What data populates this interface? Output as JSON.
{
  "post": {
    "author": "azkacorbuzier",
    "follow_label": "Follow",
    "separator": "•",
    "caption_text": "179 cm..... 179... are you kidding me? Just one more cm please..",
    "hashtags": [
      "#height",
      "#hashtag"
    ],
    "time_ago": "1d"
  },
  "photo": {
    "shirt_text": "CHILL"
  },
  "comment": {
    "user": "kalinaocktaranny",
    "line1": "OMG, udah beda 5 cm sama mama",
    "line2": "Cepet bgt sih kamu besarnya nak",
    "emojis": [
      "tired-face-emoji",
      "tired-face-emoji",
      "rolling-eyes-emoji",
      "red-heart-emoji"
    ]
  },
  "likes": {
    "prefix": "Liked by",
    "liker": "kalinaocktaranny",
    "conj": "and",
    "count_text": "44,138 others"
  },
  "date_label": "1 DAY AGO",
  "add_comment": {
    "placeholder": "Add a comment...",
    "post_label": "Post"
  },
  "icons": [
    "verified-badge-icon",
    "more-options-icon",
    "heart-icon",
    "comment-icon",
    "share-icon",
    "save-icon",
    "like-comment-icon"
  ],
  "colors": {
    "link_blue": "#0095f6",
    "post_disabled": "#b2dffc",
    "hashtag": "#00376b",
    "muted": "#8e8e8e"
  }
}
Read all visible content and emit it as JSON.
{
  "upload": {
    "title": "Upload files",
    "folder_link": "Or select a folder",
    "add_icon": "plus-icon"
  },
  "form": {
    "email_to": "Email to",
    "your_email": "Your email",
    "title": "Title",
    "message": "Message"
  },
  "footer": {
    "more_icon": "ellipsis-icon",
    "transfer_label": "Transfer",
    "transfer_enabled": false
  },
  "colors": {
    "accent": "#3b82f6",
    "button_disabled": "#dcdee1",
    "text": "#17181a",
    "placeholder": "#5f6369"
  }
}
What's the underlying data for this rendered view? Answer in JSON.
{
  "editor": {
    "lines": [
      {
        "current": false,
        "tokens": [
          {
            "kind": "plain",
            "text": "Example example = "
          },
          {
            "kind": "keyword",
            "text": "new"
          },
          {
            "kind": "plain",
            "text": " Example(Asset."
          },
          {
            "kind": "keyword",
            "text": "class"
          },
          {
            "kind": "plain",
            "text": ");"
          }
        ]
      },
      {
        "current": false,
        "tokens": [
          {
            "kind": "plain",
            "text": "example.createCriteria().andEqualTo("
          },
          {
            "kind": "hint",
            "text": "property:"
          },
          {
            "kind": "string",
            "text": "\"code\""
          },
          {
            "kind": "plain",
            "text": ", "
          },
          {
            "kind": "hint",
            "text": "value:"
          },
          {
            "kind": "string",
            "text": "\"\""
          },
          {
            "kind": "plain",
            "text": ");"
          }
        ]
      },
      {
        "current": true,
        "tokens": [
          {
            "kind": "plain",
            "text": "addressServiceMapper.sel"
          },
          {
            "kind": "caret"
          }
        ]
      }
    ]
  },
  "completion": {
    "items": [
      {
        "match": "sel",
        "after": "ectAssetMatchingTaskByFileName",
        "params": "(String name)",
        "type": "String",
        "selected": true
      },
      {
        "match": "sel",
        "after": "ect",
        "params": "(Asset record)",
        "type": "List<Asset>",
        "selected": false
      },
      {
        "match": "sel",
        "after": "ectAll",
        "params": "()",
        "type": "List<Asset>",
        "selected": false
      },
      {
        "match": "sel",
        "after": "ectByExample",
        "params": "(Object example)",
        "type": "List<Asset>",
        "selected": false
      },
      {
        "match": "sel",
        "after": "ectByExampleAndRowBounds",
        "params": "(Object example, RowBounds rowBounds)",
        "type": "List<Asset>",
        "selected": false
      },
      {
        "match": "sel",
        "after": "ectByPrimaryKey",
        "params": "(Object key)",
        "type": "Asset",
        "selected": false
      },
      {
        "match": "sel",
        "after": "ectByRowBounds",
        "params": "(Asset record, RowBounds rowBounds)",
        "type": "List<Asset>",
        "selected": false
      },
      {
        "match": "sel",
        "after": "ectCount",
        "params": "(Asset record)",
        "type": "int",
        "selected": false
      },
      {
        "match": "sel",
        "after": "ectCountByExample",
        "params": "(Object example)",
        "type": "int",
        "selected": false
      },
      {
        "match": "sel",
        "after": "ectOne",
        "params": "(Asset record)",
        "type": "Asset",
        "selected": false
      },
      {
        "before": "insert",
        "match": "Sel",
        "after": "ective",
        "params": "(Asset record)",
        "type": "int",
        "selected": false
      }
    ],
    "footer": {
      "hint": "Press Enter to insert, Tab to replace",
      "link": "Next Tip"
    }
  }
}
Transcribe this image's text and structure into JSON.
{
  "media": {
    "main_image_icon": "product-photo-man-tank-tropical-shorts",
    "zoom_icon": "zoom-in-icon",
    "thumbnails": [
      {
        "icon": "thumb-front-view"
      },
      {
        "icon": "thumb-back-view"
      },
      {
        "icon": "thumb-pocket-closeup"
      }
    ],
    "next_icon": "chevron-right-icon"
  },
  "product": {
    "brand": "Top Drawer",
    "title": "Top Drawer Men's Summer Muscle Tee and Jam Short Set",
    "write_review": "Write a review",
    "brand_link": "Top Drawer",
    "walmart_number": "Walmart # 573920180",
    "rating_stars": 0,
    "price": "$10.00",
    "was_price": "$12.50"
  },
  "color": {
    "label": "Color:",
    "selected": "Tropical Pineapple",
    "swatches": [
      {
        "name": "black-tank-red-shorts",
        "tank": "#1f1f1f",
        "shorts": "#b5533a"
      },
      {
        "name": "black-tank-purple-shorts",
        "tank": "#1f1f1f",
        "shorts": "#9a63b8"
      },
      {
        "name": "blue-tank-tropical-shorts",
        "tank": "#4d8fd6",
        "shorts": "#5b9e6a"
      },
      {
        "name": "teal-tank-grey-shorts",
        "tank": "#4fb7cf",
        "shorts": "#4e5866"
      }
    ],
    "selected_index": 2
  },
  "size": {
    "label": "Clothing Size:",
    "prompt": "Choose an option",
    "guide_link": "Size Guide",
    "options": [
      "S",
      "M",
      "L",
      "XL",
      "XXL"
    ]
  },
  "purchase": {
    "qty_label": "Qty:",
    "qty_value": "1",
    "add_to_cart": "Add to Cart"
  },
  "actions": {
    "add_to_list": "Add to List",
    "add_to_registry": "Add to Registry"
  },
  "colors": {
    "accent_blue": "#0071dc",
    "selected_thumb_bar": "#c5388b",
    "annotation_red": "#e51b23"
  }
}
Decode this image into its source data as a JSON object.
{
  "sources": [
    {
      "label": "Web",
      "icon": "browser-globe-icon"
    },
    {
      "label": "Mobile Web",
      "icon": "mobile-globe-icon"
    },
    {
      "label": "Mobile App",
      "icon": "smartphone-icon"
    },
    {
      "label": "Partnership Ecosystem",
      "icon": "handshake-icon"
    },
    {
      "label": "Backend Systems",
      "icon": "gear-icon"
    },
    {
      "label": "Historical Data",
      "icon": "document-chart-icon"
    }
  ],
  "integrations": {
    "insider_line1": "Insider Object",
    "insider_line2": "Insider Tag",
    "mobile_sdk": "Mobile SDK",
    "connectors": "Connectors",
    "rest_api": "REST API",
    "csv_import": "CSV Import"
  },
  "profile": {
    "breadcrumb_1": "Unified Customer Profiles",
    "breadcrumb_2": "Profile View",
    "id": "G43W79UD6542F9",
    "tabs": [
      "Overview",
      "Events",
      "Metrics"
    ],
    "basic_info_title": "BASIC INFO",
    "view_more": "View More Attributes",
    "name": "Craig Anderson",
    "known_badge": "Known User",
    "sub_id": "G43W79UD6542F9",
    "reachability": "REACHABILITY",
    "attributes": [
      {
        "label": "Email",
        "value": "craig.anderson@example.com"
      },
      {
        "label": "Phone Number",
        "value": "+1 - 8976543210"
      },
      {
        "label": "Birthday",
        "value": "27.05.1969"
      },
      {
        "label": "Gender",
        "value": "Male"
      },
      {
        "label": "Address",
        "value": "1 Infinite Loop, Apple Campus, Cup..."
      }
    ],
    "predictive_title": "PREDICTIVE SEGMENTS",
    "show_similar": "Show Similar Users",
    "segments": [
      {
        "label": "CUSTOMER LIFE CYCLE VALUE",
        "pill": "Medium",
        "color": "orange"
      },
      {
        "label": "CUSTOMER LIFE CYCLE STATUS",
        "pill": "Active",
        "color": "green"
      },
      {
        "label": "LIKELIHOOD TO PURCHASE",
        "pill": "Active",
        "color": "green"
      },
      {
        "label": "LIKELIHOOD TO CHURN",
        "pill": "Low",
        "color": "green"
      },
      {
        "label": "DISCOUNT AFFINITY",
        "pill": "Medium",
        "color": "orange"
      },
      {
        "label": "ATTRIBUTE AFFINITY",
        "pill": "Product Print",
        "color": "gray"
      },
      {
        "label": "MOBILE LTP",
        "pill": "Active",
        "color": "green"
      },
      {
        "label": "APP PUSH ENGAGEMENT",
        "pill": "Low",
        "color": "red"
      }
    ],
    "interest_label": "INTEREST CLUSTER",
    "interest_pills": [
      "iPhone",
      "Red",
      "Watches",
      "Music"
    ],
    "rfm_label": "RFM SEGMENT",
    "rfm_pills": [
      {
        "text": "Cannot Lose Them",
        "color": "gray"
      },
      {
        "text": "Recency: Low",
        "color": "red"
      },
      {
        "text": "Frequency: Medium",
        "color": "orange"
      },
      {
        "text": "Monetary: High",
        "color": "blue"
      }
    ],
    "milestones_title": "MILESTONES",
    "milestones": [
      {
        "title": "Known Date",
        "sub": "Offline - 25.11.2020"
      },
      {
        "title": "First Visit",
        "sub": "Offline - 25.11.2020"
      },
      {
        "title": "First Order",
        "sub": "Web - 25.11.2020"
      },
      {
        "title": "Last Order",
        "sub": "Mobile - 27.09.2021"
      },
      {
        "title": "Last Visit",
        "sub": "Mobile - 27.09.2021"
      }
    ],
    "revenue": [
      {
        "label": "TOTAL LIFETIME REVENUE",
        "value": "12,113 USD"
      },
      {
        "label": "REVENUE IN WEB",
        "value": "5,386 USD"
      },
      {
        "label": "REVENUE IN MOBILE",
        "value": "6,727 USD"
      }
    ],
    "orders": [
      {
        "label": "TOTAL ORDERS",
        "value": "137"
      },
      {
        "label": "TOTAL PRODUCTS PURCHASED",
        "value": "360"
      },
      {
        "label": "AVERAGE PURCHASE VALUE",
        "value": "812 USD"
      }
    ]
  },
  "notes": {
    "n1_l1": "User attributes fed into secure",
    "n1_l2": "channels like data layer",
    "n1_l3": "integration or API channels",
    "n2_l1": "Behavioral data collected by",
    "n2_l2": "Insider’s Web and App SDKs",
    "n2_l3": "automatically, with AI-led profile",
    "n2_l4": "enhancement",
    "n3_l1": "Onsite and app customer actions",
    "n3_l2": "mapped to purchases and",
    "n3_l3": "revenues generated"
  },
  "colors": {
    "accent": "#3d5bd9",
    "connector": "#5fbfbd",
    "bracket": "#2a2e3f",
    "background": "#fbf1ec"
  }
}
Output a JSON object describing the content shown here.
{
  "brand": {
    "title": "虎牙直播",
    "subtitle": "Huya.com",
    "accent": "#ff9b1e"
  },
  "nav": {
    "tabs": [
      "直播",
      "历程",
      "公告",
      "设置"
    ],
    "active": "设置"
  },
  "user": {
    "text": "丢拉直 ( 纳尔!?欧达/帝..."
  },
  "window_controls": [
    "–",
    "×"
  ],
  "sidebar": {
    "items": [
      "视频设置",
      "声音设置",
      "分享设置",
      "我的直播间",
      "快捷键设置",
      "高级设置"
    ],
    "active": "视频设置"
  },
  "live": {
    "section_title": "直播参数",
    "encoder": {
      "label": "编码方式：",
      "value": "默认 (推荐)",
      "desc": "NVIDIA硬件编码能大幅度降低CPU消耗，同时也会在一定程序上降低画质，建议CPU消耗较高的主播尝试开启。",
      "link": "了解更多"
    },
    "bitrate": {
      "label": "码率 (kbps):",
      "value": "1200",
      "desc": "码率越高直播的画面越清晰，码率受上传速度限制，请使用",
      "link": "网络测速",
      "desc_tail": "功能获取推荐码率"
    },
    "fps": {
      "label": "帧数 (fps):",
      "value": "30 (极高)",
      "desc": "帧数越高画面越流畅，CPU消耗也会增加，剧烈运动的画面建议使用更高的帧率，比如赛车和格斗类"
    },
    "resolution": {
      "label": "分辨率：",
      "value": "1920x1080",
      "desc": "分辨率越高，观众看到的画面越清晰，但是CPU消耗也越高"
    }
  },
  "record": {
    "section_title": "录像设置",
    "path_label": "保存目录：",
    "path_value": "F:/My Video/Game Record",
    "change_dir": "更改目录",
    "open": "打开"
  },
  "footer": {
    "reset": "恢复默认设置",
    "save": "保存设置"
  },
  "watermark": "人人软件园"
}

##########

Problem details
Copy every line that contains the string "TOTAL".

The solution
        "label": "TOTAL LIFETIME REVENUE",
        "label": "TOTAL ORDERS",
        "label": "TOTAL PRODUCTS PURCHASED",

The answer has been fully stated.